_Required work_
Identify and copy all lines of the material where the string "JSON" is found.

═══ Records

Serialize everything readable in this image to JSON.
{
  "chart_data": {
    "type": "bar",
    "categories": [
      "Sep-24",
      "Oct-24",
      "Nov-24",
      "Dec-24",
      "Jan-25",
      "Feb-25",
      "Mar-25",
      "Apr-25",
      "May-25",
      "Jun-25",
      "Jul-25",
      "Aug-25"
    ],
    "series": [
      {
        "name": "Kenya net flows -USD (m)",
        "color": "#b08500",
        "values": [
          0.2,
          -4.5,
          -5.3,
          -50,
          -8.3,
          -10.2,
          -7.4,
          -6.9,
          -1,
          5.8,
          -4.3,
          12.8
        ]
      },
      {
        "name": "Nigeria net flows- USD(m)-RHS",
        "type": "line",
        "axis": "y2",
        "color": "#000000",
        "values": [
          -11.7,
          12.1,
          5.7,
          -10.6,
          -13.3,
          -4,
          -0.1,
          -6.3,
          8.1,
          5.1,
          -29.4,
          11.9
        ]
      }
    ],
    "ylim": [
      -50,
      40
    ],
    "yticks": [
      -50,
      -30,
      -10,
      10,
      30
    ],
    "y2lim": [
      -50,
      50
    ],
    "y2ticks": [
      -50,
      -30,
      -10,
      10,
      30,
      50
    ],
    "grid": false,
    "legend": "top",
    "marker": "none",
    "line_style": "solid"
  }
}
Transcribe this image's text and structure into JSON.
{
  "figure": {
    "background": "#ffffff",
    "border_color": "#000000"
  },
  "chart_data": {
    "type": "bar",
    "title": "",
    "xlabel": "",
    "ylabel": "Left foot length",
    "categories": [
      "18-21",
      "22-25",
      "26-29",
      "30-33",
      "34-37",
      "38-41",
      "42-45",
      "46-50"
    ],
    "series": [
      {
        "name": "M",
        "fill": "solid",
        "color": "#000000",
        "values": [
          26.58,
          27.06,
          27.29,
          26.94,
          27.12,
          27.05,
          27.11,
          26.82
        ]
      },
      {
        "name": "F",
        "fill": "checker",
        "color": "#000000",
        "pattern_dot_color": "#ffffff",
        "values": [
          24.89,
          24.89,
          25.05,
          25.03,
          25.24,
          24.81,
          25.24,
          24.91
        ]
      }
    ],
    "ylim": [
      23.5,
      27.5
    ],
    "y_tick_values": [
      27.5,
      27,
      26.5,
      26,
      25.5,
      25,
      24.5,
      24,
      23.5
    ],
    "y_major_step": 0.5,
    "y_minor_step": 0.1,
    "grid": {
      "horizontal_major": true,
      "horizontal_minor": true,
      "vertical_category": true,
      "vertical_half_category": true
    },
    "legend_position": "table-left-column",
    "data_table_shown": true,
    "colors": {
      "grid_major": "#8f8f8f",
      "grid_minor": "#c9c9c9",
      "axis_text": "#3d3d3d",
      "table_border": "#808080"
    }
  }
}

══════

_Response_
Serialize everything readable in this image to JSON.
Transcribe this image's text and structure into JSON.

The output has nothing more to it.